## TASK TO CARRY OUT
List all lines of the data that include the string "JSON".

Rows from a figure dataset:
______________________________

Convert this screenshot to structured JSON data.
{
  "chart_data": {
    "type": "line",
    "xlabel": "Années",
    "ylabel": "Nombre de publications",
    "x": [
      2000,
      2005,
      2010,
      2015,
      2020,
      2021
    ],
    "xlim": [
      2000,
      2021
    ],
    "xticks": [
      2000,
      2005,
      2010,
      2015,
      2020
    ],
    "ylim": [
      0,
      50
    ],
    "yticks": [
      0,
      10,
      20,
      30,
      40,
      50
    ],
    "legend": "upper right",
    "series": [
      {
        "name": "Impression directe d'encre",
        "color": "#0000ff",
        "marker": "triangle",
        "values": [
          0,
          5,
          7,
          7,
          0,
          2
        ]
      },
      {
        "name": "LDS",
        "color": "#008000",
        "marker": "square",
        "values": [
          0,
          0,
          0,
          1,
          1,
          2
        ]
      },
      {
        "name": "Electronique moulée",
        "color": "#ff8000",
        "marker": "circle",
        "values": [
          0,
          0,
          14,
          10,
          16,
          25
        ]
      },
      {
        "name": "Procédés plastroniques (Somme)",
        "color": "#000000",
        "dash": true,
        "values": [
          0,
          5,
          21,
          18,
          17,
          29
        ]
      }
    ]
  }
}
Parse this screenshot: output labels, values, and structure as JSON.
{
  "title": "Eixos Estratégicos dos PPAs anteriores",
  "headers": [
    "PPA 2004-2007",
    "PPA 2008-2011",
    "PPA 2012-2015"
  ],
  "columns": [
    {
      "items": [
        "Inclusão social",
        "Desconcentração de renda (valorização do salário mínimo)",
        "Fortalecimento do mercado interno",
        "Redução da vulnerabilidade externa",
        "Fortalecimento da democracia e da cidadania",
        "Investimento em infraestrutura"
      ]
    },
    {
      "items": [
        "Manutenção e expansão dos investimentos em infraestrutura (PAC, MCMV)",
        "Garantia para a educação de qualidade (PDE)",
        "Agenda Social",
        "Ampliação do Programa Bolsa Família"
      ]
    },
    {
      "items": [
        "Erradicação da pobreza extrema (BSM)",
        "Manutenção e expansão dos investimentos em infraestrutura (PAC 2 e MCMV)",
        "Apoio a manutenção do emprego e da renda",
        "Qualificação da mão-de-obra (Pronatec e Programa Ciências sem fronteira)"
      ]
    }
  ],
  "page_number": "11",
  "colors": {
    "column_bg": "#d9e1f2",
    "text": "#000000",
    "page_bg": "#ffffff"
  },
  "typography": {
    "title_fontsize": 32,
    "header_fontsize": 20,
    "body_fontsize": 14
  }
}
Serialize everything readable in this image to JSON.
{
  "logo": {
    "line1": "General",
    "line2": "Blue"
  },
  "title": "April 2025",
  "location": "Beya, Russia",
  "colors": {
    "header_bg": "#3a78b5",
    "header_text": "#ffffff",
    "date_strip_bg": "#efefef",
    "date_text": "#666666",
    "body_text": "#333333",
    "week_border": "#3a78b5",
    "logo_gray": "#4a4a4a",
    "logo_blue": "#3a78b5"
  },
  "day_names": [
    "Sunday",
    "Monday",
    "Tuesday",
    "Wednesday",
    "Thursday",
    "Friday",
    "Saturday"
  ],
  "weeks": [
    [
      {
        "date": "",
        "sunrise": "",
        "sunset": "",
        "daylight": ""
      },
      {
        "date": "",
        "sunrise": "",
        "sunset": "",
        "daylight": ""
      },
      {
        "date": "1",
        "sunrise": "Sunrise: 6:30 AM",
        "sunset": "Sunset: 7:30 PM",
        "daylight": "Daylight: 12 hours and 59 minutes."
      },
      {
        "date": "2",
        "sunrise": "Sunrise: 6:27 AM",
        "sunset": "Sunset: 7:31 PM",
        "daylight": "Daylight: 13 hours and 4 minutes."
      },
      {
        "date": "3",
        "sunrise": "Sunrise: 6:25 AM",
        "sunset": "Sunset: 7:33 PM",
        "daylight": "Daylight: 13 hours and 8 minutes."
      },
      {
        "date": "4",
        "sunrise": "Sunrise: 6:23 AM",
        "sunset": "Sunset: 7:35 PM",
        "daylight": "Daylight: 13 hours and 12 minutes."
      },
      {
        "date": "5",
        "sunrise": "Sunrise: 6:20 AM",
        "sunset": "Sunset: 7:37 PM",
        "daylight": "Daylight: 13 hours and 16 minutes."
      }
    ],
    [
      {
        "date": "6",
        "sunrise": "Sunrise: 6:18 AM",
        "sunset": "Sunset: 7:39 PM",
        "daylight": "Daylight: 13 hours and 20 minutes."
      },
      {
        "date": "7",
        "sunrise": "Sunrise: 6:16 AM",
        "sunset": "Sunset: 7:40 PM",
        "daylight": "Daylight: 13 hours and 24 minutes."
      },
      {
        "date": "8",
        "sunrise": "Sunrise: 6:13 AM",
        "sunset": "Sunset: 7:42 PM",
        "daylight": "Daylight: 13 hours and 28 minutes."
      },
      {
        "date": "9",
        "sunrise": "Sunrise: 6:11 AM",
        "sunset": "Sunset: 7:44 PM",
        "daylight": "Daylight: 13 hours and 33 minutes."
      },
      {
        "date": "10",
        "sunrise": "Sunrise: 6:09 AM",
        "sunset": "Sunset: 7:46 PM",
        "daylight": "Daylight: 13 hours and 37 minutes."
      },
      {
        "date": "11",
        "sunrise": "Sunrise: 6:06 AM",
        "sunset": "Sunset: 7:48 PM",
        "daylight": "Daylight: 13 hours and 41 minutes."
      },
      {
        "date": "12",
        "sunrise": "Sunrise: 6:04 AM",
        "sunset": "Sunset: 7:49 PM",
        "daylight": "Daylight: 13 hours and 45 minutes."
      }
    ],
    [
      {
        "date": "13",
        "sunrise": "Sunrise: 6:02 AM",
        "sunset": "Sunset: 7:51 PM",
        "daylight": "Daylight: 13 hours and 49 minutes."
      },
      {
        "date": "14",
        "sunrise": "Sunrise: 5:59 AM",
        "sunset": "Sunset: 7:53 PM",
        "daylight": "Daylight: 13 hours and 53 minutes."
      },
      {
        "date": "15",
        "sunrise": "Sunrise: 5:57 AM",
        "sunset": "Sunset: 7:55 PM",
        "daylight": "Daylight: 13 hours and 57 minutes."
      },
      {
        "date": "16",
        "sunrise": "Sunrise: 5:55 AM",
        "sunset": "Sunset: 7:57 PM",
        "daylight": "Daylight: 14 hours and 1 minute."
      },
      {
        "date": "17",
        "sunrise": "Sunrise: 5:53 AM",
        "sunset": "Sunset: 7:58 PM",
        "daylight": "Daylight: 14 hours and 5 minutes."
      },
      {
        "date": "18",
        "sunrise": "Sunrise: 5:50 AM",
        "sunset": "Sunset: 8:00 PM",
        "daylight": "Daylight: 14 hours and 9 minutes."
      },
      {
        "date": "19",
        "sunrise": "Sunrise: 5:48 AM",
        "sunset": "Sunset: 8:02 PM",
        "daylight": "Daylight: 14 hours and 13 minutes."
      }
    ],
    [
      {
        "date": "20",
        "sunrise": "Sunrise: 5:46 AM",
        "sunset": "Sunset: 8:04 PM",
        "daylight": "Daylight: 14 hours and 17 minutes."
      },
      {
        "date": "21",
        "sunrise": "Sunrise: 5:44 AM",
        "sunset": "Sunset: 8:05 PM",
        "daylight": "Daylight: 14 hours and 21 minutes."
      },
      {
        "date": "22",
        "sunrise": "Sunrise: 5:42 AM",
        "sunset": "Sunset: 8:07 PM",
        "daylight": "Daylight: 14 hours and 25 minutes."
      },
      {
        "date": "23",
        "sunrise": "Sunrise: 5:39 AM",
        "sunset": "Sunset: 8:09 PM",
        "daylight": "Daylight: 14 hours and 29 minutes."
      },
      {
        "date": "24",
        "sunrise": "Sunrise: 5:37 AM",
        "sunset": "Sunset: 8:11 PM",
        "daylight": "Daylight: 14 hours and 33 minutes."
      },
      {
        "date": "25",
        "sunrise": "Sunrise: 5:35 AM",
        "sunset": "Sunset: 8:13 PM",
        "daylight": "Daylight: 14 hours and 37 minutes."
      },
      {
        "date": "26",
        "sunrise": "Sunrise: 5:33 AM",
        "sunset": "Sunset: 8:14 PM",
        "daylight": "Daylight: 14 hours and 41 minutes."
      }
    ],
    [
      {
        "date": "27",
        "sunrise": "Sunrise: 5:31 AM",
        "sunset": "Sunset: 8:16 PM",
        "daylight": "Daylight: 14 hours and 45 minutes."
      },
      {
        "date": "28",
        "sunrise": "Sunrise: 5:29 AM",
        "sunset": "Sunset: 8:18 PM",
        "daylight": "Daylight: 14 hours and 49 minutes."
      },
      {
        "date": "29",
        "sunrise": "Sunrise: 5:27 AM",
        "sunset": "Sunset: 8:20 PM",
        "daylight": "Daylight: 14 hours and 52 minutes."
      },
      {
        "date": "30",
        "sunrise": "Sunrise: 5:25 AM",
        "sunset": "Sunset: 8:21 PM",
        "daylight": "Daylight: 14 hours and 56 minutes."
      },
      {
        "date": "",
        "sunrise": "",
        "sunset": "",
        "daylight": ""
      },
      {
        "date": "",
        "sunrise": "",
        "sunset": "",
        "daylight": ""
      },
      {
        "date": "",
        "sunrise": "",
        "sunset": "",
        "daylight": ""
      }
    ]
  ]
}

______________________________

## ANSWER TO THE PROBLEM
Convert this screenshot to structured JSON data.
Parse this screenshot: output labels, values, and structure as JSON.
Serialize everything readable in this image to JSON.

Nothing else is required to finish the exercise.